Collected data entries:
________________________________________

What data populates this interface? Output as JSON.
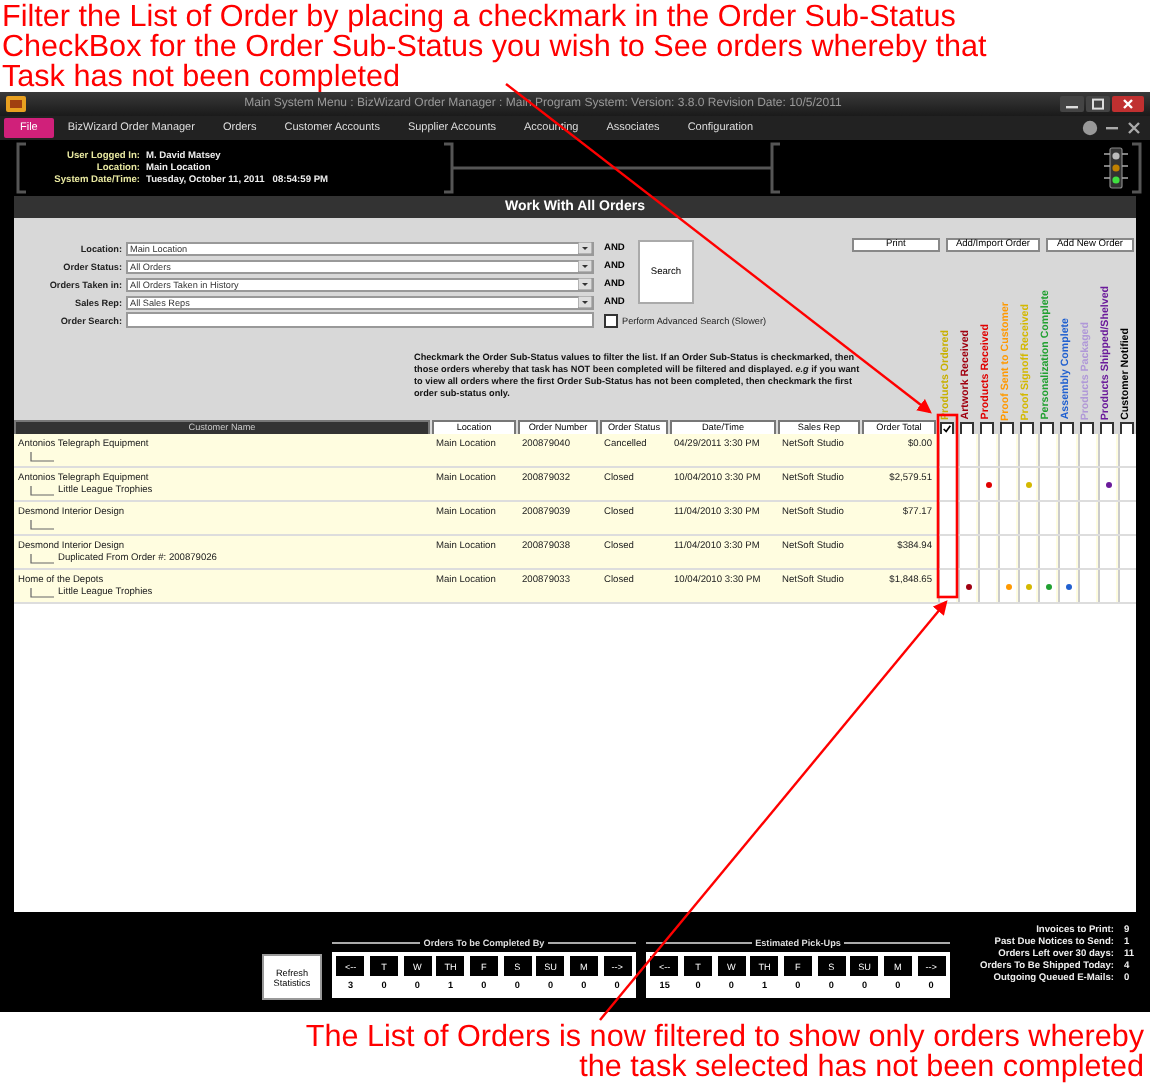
{
  "annotation_top": [
    "Filter the List of Order by placing a checkmark in the Order Sub-Status",
    "CheckBox for the Order Sub-Status you wish to See orders whereby that",
    "Task has not been completed"
  ],
  "window": {
    "title": "Main System Menu : BizWizard Order Manager : Main Program System: Version: 3.8.0  Revision Date: 10/5/2011"
  },
  "menu": [
    {
      "label": "File",
      "selected": true
    },
    {
      "label": "BizWizard Order Manager",
      "selected": false
    },
    {
      "label": "Orders",
      "selected": false
    },
    {
      "label": "Customer Accounts",
      "selected": false
    },
    {
      "label": "Supplier Accounts",
      "selected": false
    },
    {
      "label": "Accounting",
      "selected": false
    },
    {
      "label": "Associates",
      "selected": false
    },
    {
      "label": "Configuration",
      "selected": false
    }
  ],
  "session": [
    {
      "label": "User Logged In:",
      "value": "M. David Matsey"
    },
    {
      "label": "Location:",
      "value": "Main Location"
    },
    {
      "label": "System Date/Time:",
      "value": "Tuesday, October 11, 2011   08:54:59 PM"
    }
  ],
  "panel_title": "Work With All Orders",
  "filters": [
    {
      "label": "Location:",
      "value": "Main Location",
      "conjunction": "AND"
    },
    {
      "label": "Order Status:",
      "value": "All Orders",
      "conjunction": "AND"
    },
    {
      "label": "Orders Taken in:",
      "value": "All Orders Taken in History",
      "conjunction": "AND"
    },
    {
      "label": "Sales Rep:",
      "value": "All Sales Reps",
      "conjunction": "AND"
    }
  ],
  "order_search": {
    "label": "Order Search:"
  },
  "advanced_search": {
    "label": "Perform Advanced Search (Slower)",
    "checked": false
  },
  "search_button": "Search",
  "actions": [
    "Print",
    "Add/Import Order",
    "Add New Order"
  ],
  "help_text": "Checkmark the Order Sub-Status values to filter the list.  If an Order Sub-Status is checkmarked, then those orders whereby that task has NOT been completed will be filtered and displayed.  *e.g* if you want to view all orders where the first Order Sub-Status has not been completed, then checkmark the first order sub-status only.",
  "columns": [
    "Customer Name",
    "Location",
    "Order Number",
    "Order Status",
    "Date/Time",
    "Sales Rep",
    "Order Total"
  ],
  "substatuses": [
    {
      "label": "Products Ordered",
      "color": "#c8b000",
      "checked": true
    },
    {
      "label": "Artwork Received",
      "color": "#a00010",
      "checked": false
    },
    {
      "label": "Products Received",
      "color": "#e00000",
      "checked": false
    },
    {
      "label": "Proof Sent to Customer",
      "color": "#ff9900",
      "checked": false
    },
    {
      "label": "Proof Signoff Received",
      "color": "#d4b800",
      "checked": false
    },
    {
      "label": "Personalization Complete",
      "color": "#20a030",
      "checked": false
    },
    {
      "label": "Assembly Complete",
      "color": "#2060d0",
      "checked": false
    },
    {
      "label": "Products Packaged",
      "color": "#b098d8",
      "checked": false
    },
    {
      "label": "Products Shipped/Shelved",
      "color": "#6a1a9a",
      "checked": false
    },
    {
      "label": "Customer Notified",
      "color": "#000000",
      "checked": false
    }
  ],
  "rows": [
    {
      "customer": "Antonios Telegraph Equipment",
      "location": "Main Location",
      "order_number": "200879040",
      "status": "Cancelled",
      "date_time": "04/29/2011 3:30 PM",
      "sales_rep": "NetSoft Studio",
      "total": "$0.00",
      "done": [
        false,
        false,
        false,
        false,
        false,
        false,
        false,
        false,
        false,
        false
      ]
    },
    {
      "customer": "Antonios Telegraph Equipment",
      "sub": "Little League Trophies",
      "location": "Main Location",
      "order_number": "200879032",
      "status": "Closed",
      "date_time": "10/04/2010 3:30 PM",
      "sales_rep": "NetSoft Studio",
      "total": "$2,579.51",
      "done": [
        false,
        false,
        true,
        false,
        true,
        false,
        false,
        false,
        true,
        false
      ]
    },
    {
      "customer": "Desmond Interior Design",
      "location": "Main Location",
      "order_number": "200879039",
      "status": "Closed",
      "date_time": "11/04/2010 3:30 PM",
      "sales_rep": "NetSoft Studio",
      "total": "$77.17",
      "done": [
        false,
        false,
        false,
        false,
        false,
        false,
        false,
        false,
        false,
        false
      ]
    },
    {
      "customer": "Desmond Interior Design",
      "sub": "Duplicated From Order #: 200879026",
      "location": "Main Location",
      "order_number": "200879038",
      "status": "Closed",
      "date_time": "11/04/2010 3:30 PM",
      "sales_rep": "NetSoft Studio",
      "total": "$384.94",
      "done": [
        false,
        false,
        false,
        false,
        false,
        false,
        false,
        false,
        false,
        false
      ]
    },
    {
      "customer": "Home of the Depots",
      "sub": "Little League Trophies",
      "location": "Main Location",
      "order_number": "200879033",
      "status": "Closed",
      "date_time": "10/04/2010 3:30 PM",
      "sales_rep": "NetSoft Studio",
      "total": "$1,848.65",
      "done": [
        false,
        true,
        false,
        true,
        true,
        true,
        true,
        false,
        false,
        false
      ]
    }
  ],
  "refresh_button": "Refresh Statistics",
  "day_groups": [
    {
      "title": "Orders To be Completed By",
      "days": [
        "<--",
        "T",
        "W",
        "TH",
        "F",
        "S",
        "SU",
        "M",
        "-->"
      ],
      "counts": [
        "3",
        "0",
        "0",
        "1",
        "0",
        "0",
        "0",
        "0",
        "0"
      ]
    },
    {
      "title": "Estimated Pick-Ups",
      "days": [
        "<--",
        "T",
        "W",
        "TH",
        "F",
        "S",
        "SU",
        "M",
        "-->"
      ],
      "counts": [
        "15",
        "0",
        "0",
        "1",
        "0",
        "0",
        "0",
        "0",
        "0"
      ]
    }
  ],
  "summary": [
    {
      "label": "Invoices to Print:",
      "value": "9"
    },
    {
      "label": "Past Due Notices to Send:",
      "value": "1"
    },
    {
      "label": "Orders Left over 30 days:",
      "value": "11"
    },
    {
      "label": "Orders To Be Shipped Today:",
      "value": "4"
    },
    {
      "label": "Outgoing Queued E-Mails:",
      "value": "0"
    }
  ],
  "annotation_bottom": [
    "The List of Orders is now filtered to show only orders whereby",
    "the task selected has not been completed"
  ]
}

________________________________________

**Exercise objective**
Write out the listing word for word, omitting the pictures it holds.

**Solution for this task**
What data populates this interface? Output as JSON.
{
  "annotation_top": [
    "Filter the List of Order by placing a checkmark in the Order Sub-Status",
    "CheckBox for the Order Sub-Status you wish to See orders whereby that",
    "Task has not been completed"
  ],
  "window": {
    "title": "Main System Menu : BizWizard Order Manager : Main Program System: Version: 3.8.0  Revision Date: 10/5/2011"
  },
  "menu": [
    {
      "label": "File",
      "selected": true
    },
    {
      "label": "BizWizard Order Manager",
      "selected": false
    },
    {
      "label": "Orders",
      "selected": false
    },
    {
      "label": "Customer Accounts",
      "selected": false
    },
    {
      "label": "Supplier Accounts",
      "selected": false
    },
    {
      "label": "Accounting",
      "selected": false
    },
    {
      "label": "Associates",
      "selected": false
    },
    {
      "label": "Configuration",
      "selected": false
    }
  ],
  "session": [
    {
      "label": "User Logged In:",
      "value": "M. David Matsey"
    },
    {
      "label": "Location:",
      "value": "Main Location"
    },
    {
      "label": "System Date/Time:",
      "value": "Tuesday, October 11, 2011   08:54:59 PM"
    }
  ],
  "panel_title": "Work With All Orders",
  "filters": [
    {
      "label": "Location:",
      "value": "Main Location",
      "conjunction": "AND"
    },
    {
      "label": "Order Status:",
      "value": "All Orders",
      "conjunction": "AND"
    },
    {
      "label": "Orders Taken in:",
      "value": "All Orders Taken in History",
      "conjunction": "AND"
    },
    {
      "label": "Sales Rep:",
      "value": "All Sales Reps",
      "conjunction": "AND"
    }
  ],
  "order_search": {
    "label": "Order Search:"
  },
  "advanced_search": {
    "label": "Perform Advanced Search (Slower)",
    "checked": false
  },
  "search_button": "Search",
  "actions": [
    "Print",
    "Add/Import Order",
    "Add New Order"
  ],
  "help_text": "Checkmark the Order Sub-Status values to filter the list.  If an Order Sub-Status is checkmarked, then those orders whereby that task has NOT been completed will be filtered and displayed.  *e.g* if you want to view all orders where the first Order Sub-Status has not been completed, then checkmark the first order sub-status only.",
  "columns": [
    "Customer Name",
    "Location",
    "Order Number",
    "Order Status",
    "Date/Time",
    "Sales Rep",
    "Order Total"
  ],
  "substatuses": [
    {
      "label": "Products Ordered",
      "color": "#c8b000",
      "checked": true
    },
    {
      "label": "Artwork Received",
      "color": "#a00010",
      "checked": false
    },
    {
      "label": "Products Received",
      "color": "#e00000",
      "checked": false
    },
    {
      "label": "Proof Sent to Customer",
      "color": "#ff9900",
      "checked": false
    },
    {
      "label": "Proof Signoff Received",
      "color": "#d4b800",
      "checked": false
    },
    {
      "label": "Personalization Complete",
      "color": "#20a030",
      "checked": false
    },
    {
      "label": "Assembly Complete",
      "color": "#2060d0",
      "checked": false
    },
    {
      "label": "Products Packaged",
      "color": "#b098d8",
      "checked": false
    },
    {
      "label": "Products Shipped/Shelved",
      "color": "#6a1a9a",
      "checked": false
    },
    {
      "label": "Customer Notified",
      "color": "#000000",
      "checked": false
    }
  ],
  "rows": [
    {
      "customer": "Antonios Telegraph Equipment",
      "location": "Main Location",
      "order_number": "200879040",
      "status": "Cancelled",
      "date_time": "04/29/2011 3:30 PM",
      "sales_rep": "NetSoft Studio",
      "total": "$0.00",
      "done": [
        false,
        false,
        false,
        false,
        false,
        false,
        false,
        false,
        false,
        false
      ]
    },
    {
      "customer": "Antonios Telegraph Equipment",
      "sub": "Little League Trophies",
      "location": "Main Location",
      "order_number": "200879032",
      "status": "Closed",
      "date_time": "10/04/2010 3:30 PM",
      "sales_rep": "NetSoft Studio",
      "total": "$2,579.51",
      "done": [
        false,
        false,
        true,
        false,
        true,
        false,
        false,
        false,
        true,
        false
      ]
    },
    {
      "customer": "Desmond Interior Design",
      "location": "Main Location",
      "order_number": "200879039",
      "status": "Closed",
      "date_time": "11/04/2010 3:30 PM",
      "sales_rep": "NetSoft Studio",
      "total": "$77.17",
      "done": [
        false,
        false,
        false,
        false,
        false,
        false,
        false,
        false,
        false,
        false
      ]
    },
    {
      "customer": "Desmond Interior Design",
      "sub": "Duplicated From Order #: 200879026",
      "location": "Main Location",
      "order_number": "200879038",
      "status": "Closed",
      "date_time": "11/04/2010 3:30 PM",
      "sales_rep": "NetSoft Studio",
      "total": "$384.94",
      "done": [
        false,
        false,
        false,
        false,
        false,
        false,
        false,
        false,
        false,
        false
      ]
    },
    {
      "customer": "Home of the Depots",
      "sub": "Little League Trophies",
      "location": "Main Location",
      "order_number": "200879033",
      "status": "Closed",
      "date_time": "10/04/2010 3:30 PM",
      "sales_rep": "NetSoft Studio",
      "total": "$1,848.65",
      "done": [
        false,
        true,
        false,
        true,
        true,
        true,
        true,
        false,
        false,
        false
      ]
    }
  ],
  "refresh_button": "Refresh Statistics",
  "day_groups": [
    {
      "title": "Orders To be Completed By",
      "days": [
        "<--",
        "T",
        "W",
        "TH",
        "F",
        "S",
        "SU",
        "M",
        "-->"
      ],
      "counts": [
        "3",
        "0",
        "0",
        "1",
        "0",
        "0",
        "0",
        "0",
        "0"
      ]
    },
    {
      "title": "Estimated Pick-Ups",
      "days": [
        "<--",
        "T",
        "W",
        "TH",
        "F",
        "S",
        "SU",
        "M",
        "-->"
      ],
      "counts": [
        "15",
        "0",
        "0",
        "1",
        "0",
        "0",
        "0",
        "0",
        "0"
      ]
    }
  ],
  "summary": [
    {
      "label": "Invoices to Print:",
      "value": "9"
    },
    {
      "label": "Past Due Notices to Send:",
      "value": "1"
    },
    {
      "label": "Orders Left over 30 days:",
      "value": "11"
    },
    {
      "label": "Orders To Be Shipped Today:",
      "value": "4"
    },
    {
      "label": "Outgoing Queued E-Mails:",
      "value": "0"
    }
  ],
  "annotation_bottom": [
    "The List of Orders is now filtered to show only orders whereby",
    "the task selected has not been completed"
  ]
}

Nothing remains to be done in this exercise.